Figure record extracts
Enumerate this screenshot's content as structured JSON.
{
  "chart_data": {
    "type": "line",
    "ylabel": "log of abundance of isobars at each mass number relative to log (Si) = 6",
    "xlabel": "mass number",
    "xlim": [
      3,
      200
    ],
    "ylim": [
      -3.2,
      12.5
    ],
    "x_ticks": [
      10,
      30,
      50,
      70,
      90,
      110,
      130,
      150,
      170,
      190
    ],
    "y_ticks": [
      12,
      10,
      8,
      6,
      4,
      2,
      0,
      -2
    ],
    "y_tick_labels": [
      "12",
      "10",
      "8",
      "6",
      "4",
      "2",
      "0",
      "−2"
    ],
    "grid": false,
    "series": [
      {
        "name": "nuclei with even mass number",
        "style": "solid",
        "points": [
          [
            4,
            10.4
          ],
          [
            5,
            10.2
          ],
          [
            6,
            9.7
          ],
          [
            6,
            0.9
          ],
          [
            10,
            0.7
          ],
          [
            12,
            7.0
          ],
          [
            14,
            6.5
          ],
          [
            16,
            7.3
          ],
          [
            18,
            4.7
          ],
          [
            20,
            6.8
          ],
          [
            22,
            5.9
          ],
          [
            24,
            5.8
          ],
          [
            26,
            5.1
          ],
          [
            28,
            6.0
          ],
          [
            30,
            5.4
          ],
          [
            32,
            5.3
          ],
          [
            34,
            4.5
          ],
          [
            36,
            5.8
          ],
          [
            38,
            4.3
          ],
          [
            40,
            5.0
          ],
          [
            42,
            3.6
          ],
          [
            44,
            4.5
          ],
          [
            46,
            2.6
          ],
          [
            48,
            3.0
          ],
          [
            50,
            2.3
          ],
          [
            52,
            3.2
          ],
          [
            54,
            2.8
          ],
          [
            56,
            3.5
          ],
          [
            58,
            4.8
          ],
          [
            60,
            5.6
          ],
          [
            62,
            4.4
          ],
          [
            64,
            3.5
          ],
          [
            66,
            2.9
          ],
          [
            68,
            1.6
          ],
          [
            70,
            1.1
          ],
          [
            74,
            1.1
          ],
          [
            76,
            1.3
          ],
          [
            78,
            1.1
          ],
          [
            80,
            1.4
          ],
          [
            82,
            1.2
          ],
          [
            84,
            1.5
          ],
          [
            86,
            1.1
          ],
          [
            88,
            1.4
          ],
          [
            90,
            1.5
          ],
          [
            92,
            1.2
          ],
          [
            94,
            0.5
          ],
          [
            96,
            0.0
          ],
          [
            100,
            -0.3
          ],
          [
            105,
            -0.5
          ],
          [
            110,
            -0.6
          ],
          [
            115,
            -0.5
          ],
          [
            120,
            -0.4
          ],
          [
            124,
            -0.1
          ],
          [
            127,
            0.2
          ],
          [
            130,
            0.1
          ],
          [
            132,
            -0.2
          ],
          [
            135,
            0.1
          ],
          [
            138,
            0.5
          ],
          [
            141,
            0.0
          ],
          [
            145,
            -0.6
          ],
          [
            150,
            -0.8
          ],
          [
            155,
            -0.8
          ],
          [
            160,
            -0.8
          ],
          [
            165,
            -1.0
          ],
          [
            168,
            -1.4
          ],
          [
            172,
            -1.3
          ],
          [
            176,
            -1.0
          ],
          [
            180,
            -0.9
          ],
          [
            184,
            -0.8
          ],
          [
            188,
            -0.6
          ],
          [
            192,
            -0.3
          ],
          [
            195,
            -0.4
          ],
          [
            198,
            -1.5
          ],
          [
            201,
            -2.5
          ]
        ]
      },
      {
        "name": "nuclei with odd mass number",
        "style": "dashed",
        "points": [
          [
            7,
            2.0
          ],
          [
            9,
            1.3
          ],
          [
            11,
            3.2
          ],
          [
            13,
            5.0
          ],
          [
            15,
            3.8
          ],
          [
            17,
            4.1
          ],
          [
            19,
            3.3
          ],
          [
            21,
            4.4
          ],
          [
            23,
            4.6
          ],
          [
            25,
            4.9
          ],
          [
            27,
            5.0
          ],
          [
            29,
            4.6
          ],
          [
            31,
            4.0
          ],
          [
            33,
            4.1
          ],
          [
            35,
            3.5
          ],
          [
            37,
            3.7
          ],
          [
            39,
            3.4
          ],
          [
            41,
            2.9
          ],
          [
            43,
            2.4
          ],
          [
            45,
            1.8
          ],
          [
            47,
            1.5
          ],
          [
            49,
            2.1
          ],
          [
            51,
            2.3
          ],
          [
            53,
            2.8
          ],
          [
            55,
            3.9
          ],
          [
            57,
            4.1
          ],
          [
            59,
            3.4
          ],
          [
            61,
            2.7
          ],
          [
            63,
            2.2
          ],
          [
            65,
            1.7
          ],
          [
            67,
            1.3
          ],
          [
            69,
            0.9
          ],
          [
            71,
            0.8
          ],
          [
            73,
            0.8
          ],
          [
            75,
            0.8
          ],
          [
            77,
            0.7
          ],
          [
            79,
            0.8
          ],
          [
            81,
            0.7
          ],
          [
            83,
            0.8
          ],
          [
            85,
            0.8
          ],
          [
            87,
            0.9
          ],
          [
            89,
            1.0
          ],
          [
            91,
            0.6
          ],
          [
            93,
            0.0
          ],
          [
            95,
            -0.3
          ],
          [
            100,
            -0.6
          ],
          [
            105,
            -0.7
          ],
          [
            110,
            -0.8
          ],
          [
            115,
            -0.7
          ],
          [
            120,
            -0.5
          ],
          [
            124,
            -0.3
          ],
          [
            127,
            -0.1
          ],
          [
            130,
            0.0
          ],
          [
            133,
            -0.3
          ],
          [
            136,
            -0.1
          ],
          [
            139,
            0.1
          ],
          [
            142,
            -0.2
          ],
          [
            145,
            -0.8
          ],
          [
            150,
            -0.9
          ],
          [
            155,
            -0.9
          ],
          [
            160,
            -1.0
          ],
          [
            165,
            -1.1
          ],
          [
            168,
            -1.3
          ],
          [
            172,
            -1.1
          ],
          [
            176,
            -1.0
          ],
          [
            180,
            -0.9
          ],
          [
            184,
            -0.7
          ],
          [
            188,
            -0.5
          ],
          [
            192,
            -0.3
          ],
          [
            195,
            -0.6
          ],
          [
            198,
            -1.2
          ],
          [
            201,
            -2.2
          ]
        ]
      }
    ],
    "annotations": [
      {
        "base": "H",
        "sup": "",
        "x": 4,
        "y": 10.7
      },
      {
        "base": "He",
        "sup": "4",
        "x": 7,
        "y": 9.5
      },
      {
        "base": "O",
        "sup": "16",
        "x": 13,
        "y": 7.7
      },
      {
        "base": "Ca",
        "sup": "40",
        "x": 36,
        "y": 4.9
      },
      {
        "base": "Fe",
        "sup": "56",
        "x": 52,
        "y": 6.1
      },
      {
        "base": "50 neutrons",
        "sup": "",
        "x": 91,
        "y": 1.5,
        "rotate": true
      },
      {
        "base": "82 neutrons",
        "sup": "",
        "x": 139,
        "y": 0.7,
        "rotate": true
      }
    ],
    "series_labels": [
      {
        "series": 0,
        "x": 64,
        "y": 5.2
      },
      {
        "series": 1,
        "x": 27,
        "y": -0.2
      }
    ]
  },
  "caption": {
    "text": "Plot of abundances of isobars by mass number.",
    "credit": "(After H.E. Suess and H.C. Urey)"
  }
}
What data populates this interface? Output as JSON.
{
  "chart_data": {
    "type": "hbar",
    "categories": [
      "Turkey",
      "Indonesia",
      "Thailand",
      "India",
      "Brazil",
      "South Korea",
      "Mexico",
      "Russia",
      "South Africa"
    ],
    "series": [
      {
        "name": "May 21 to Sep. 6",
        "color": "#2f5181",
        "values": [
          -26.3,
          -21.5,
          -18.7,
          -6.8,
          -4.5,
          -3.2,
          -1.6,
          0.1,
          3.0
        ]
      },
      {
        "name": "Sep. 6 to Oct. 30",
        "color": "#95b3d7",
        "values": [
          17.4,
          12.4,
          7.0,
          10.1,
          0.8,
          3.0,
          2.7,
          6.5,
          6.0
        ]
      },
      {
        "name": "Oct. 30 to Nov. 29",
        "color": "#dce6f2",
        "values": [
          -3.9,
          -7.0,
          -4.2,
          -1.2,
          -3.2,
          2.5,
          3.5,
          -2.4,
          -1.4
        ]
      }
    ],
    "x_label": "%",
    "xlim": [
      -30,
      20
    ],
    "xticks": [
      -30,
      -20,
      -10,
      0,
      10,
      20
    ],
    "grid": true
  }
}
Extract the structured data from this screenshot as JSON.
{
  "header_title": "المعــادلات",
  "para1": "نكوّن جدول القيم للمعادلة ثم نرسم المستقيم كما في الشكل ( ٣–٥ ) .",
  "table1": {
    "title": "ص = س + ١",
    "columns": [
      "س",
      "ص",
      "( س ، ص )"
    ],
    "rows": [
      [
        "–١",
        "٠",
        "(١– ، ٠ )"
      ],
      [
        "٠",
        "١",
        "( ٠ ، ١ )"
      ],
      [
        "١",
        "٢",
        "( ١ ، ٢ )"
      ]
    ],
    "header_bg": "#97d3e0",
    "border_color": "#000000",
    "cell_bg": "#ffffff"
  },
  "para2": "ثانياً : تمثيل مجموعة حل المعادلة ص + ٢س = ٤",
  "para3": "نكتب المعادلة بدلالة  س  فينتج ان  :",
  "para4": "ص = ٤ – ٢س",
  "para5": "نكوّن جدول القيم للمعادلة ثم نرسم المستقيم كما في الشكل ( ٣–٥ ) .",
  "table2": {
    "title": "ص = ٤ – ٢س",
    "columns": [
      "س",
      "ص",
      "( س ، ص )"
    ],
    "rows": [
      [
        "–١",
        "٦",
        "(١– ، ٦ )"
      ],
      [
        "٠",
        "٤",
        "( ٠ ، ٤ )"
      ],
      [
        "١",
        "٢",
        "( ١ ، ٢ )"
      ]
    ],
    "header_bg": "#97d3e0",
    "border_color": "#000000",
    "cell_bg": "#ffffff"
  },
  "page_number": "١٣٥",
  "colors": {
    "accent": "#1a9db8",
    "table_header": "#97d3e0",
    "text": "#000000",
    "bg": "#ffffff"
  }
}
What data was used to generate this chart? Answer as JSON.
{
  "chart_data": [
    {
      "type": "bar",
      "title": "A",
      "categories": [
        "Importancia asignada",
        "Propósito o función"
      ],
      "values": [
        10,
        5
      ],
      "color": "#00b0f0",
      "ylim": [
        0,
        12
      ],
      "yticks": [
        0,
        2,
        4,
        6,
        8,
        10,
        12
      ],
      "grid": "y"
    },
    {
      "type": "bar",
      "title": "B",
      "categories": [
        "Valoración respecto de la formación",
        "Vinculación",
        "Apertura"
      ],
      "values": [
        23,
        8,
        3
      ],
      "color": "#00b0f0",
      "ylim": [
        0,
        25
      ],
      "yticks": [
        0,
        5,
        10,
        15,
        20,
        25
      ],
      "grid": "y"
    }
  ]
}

- _WORK TO DO_
From the entries above, return each line with the word "المستقيم" in it.

- _RESULT OF THE TASK_
  "para1": "نكوّن جدول القيم للمعادلة ثم نرسم المستقيم كما في الشكل ( ٣–٥ ) .",
  "para5": "نكوّن جدول القيم للمعادلة ثم نرسم المستقيم كما في الشكل ( ٣–٥ ) .",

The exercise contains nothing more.